**Work instructions:** Print the listing in its entirety and exactly, leaving out images.

**Data extract:**
———
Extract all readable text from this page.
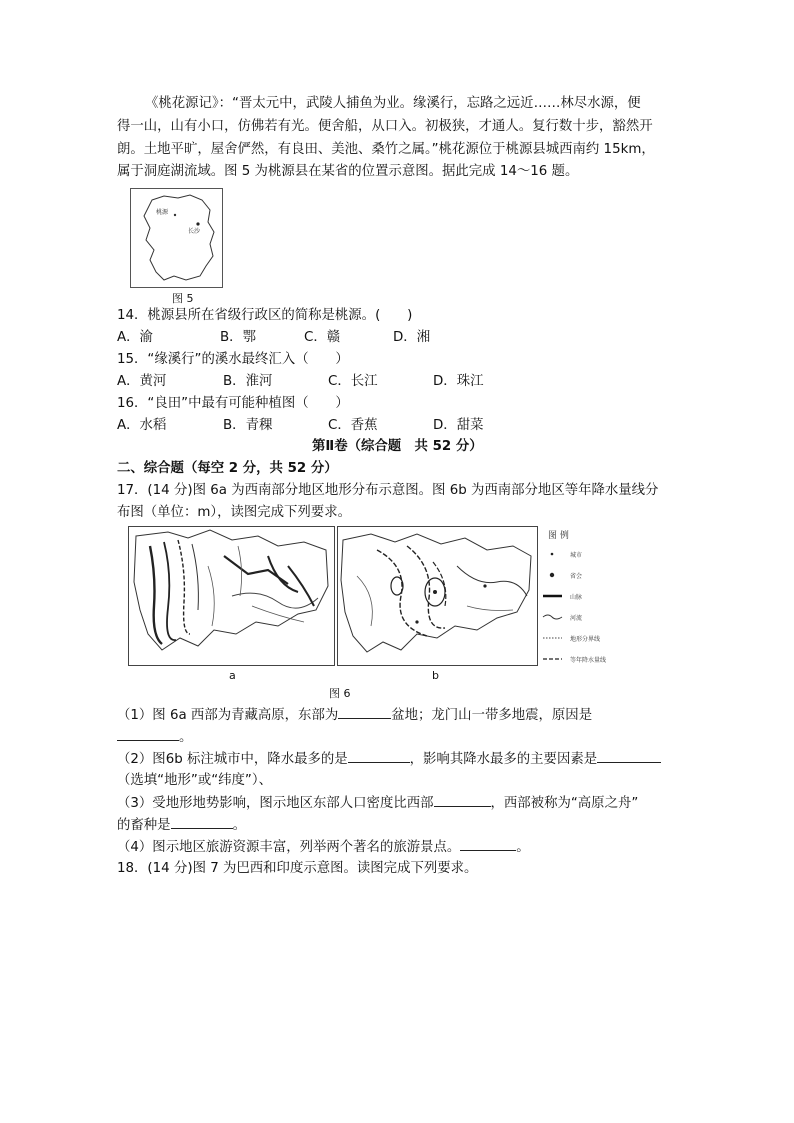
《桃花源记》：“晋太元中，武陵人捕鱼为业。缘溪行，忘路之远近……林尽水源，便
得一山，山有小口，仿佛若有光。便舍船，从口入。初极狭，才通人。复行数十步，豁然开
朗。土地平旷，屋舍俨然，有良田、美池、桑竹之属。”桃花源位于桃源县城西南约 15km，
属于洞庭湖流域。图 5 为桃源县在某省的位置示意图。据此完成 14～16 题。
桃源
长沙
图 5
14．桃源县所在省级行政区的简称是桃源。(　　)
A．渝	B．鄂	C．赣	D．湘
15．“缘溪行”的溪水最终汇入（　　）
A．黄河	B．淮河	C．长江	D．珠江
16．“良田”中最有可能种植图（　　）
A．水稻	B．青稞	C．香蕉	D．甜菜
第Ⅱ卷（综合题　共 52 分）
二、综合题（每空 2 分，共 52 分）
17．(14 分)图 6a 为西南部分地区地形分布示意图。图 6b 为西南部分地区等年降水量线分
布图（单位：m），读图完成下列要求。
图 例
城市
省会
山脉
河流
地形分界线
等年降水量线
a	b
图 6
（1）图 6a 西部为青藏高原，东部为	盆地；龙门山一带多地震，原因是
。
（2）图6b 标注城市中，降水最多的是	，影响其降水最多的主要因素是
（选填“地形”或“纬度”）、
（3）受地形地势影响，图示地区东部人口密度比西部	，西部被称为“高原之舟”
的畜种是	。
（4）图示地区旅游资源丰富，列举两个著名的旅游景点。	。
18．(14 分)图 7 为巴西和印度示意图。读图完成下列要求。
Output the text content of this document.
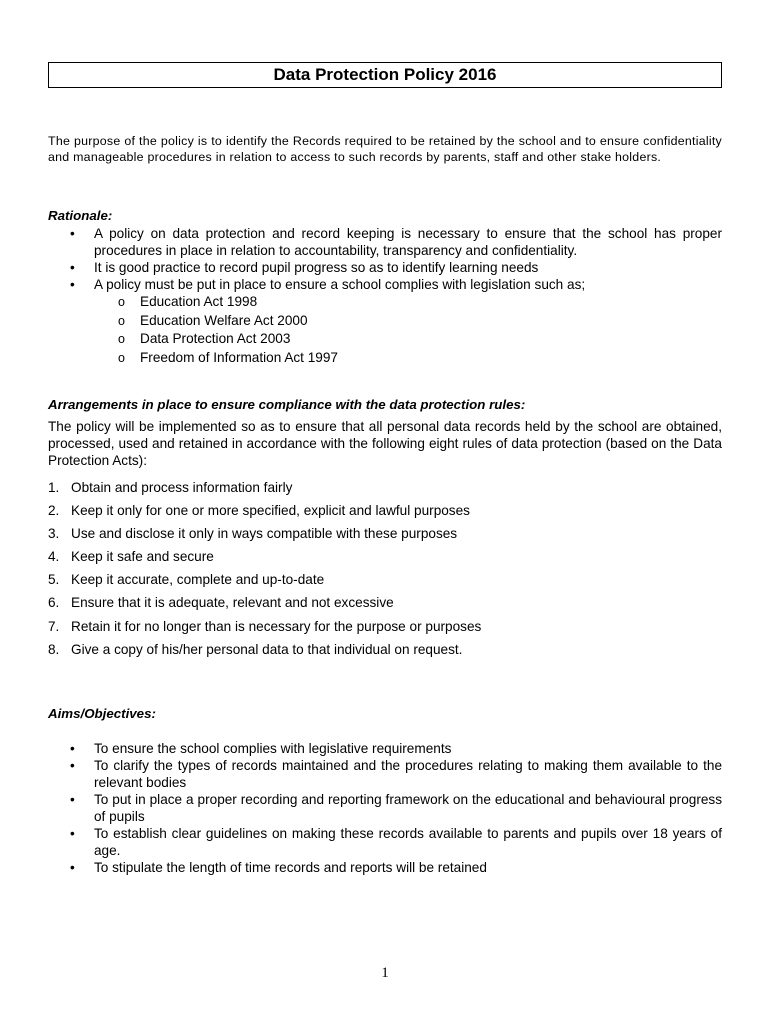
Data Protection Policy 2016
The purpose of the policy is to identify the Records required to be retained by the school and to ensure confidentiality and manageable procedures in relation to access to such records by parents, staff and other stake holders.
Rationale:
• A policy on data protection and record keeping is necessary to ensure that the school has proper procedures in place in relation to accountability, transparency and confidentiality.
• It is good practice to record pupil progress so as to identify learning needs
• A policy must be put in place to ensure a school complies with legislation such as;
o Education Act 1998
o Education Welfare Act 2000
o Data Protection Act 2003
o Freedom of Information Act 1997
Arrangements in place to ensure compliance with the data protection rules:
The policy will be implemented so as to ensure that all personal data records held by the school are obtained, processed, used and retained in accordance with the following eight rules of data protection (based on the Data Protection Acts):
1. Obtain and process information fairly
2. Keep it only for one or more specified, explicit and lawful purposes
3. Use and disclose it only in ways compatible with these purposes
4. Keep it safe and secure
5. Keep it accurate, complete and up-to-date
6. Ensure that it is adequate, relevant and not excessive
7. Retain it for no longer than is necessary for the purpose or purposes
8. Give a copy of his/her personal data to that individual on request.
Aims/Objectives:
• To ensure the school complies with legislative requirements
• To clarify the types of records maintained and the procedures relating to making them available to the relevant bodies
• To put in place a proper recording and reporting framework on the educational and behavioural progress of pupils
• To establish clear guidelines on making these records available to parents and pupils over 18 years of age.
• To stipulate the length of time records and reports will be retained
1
———
**Written solution:**
Extract all readable text from this page.
《桃花源记》：“晋太元中，武陵人捕鱼为业。缘溪行，忘路之远近……林尽水源，便
得一山，山有小口，仿佛若有光。便舍船，从口入。初极狭，才通人。复行数十步，豁然开
朗。土地平旷，屋舍俨然，有良田、美池、桑竹之属。”桃花源位于桃源县城西南约 15km，
属于洞庭湖流域。图 5 为桃源县在某省的位置示意图。据此完成 14～16 题。
桃源
长沙
图 5
14．桃源县所在省级行政区的简称是桃源。(　　)
A．渝	B．鄂	C．赣	D．湘
15．“缘溪行”的溪水最终汇入（　　）
A．黄河	B．淮河	C．长江	D．珠江
16．“良田”中最有可能种植图（　　）
A．水稻	B．青稞	C．香蕉	D．甜菜
第Ⅱ卷（综合题　共 52 分）
二、综合题（每空 2 分，共 52 分）
17．(14 分)图 6a 为西南部分地区地形分布示意图。图 6b 为西南部分地区等年降水量线分
布图（单位：m），读图完成下列要求。
图 例
城市
省会
山脉
河流
地形分界线
等年降水量线
a	b
图 6
（1）图 6a 西部为青藏高原，东部为	盆地；龙门山一带多地震，原因是
。
（2）图6b 标注城市中，降水最多的是	，影响其降水最多的主要因素是
（选填“地形”或“纬度”）、
（3）受地形地势影响，图示地区东部人口密度比西部	，西部被称为“高原之舟”
的畜种是	。
（4）图示地区旅游资源丰富，列举两个著名的旅游景点。	。
18．(14 分)图 7 为巴西和印度示意图。读图完成下列要求。
Output the text content of this document.
Data Protection Policy 2016
The purpose of the policy is to identify the Records required to be retained by the school and to ensure confidentiality and manageable procedures in relation to access to such records by parents, staff and other stake holders.
Rationale:
• A policy on data protection and record keeping is necessary to ensure that the school has proper procedures in place in relation to accountability, transparency and confidentiality.
• It is good practice to record pupil progress so as to identify learning needs
• A policy must be put in place to ensure a school complies with legislation such as;
o Education Act 1998
o Education Welfare Act 2000
o Data Protection Act 2003
o Freedom of Information Act 1997
Arrangements in place to ensure compliance with the data protection rules:
The policy will be implemented so as to ensure that all personal data records held by the school are obtained, processed, used and retained in accordance with the following eight rules of data protection (based on the Data Protection Acts):
1. Obtain and process information fairly
2. Keep it only for one or more specified, explicit and lawful purposes
3. Use and disclose it only in ways compatible with these purposes
4. Keep it safe and secure
5. Keep it accurate, complete and up-to-date
6. Ensure that it is adequate, relevant and not excessive
7. Retain it for no longer than is necessary for the purpose or purposes
8. Give a copy of his/her personal data to that individual on request.
Aims/Objectives:
• To ensure the school complies with legislative requirements
• To clarify the types of records maintained and the procedures relating to making them available to the relevant bodies
• To put in place a proper recording and reporting framework on the educational and behavioural progress of pupils
• To establish clear guidelines on making these records available to parents and pupils over 18 years of age.
• To stipulate the length of time records and reports will be retained
1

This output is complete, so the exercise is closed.